> REQUIRED WORK
All of the material below is to be returned exactly.

> RECORDS SUPPLIED
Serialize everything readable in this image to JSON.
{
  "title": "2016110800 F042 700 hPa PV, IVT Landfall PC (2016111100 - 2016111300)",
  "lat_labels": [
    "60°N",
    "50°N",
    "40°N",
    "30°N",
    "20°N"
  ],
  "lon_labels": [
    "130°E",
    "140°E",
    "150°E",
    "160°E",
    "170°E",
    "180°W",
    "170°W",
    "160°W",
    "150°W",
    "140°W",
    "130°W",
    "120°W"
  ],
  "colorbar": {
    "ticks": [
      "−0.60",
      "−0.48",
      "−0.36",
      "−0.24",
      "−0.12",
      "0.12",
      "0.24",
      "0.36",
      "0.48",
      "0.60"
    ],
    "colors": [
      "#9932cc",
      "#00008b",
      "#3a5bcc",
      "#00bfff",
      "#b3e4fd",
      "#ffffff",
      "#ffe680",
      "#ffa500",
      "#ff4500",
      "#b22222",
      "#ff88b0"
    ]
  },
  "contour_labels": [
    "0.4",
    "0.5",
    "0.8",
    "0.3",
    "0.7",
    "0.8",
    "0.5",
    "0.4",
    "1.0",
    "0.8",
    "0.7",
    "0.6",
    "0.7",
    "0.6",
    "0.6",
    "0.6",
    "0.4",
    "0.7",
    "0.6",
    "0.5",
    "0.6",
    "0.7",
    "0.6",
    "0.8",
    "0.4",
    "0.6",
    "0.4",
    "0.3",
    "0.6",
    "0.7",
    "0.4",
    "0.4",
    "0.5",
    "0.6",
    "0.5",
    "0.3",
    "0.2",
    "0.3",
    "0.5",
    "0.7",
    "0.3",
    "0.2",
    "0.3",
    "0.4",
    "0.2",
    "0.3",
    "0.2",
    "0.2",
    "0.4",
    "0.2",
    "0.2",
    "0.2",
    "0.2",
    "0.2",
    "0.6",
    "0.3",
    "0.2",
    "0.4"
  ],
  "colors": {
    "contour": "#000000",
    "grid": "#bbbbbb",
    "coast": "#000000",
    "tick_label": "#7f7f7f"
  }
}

> ANSWER
Serialize everything readable in this image to JSON.
{
  "title": "2016110800 F042 700 hPa PV, IVT Landfall PC (2016111100 - 2016111300)",
  "lat_labels": [
    "60°N",
    "50°N",
    "40°N",
    "30°N",
    "20°N"
  ],
  "lon_labels": [
    "130°E",
    "140°E",
    "150°E",
    "160°E",
    "170°E",
    "180°W",
    "170°W",
    "160°W",
    "150°W",
    "140°W",
    "130°W",
    "120°W"
  ],
  "colorbar": {
    "ticks": [
      "−0.60",
      "−0.48",
      "−0.36",
      "−0.24",
      "−0.12",
      "0.12",
      "0.24",
      "0.36",
      "0.48",
      "0.60"
    ],
    "colors": [
      "#9932cc",
      "#00008b",
      "#3a5bcc",
      "#00bfff",
      "#b3e4fd",
      "#ffffff",
      "#ffe680",
      "#ffa500",
      "#ff4500",
      "#b22222",
      "#ff88b0"
    ]
  },
  "contour_labels": [
    "0.4",
    "0.5",
    "0.8",
    "0.3",
    "0.7",
    "0.8",
    "0.5",
    "0.4",
    "1.0",
    "0.8",
    "0.7",
    "0.6",
    "0.7",
    "0.6",
    "0.6",
    "0.6",
    "0.4",
    "0.7",
    "0.6",
    "0.5",
    "0.6",
    "0.7",
    "0.6",
    "0.8",
    "0.4",
    "0.6",
    "0.4",
    "0.3",
    "0.6",
    "0.7",
    "0.4",
    "0.4",
    "0.5",
    "0.6",
    "0.5",
    "0.3",
    "0.2",
    "0.3",
    "0.5",
    "0.7",
    "0.3",
    "0.2",
    "0.3",
    "0.4",
    "0.2",
    "0.3",
    "0.2",
    "0.2",
    "0.4",
    "0.2",
    "0.2",
    "0.2",
    "0.2",
    "0.2",
    "0.6",
    "0.3",
    "0.2",
    "0.4"
  ],
  "colors": {
    "contour": "#000000",
    "grid": "#bbbbbb",
    "coast": "#000000",
    "tick_label": "#7f7f7f"
  }
}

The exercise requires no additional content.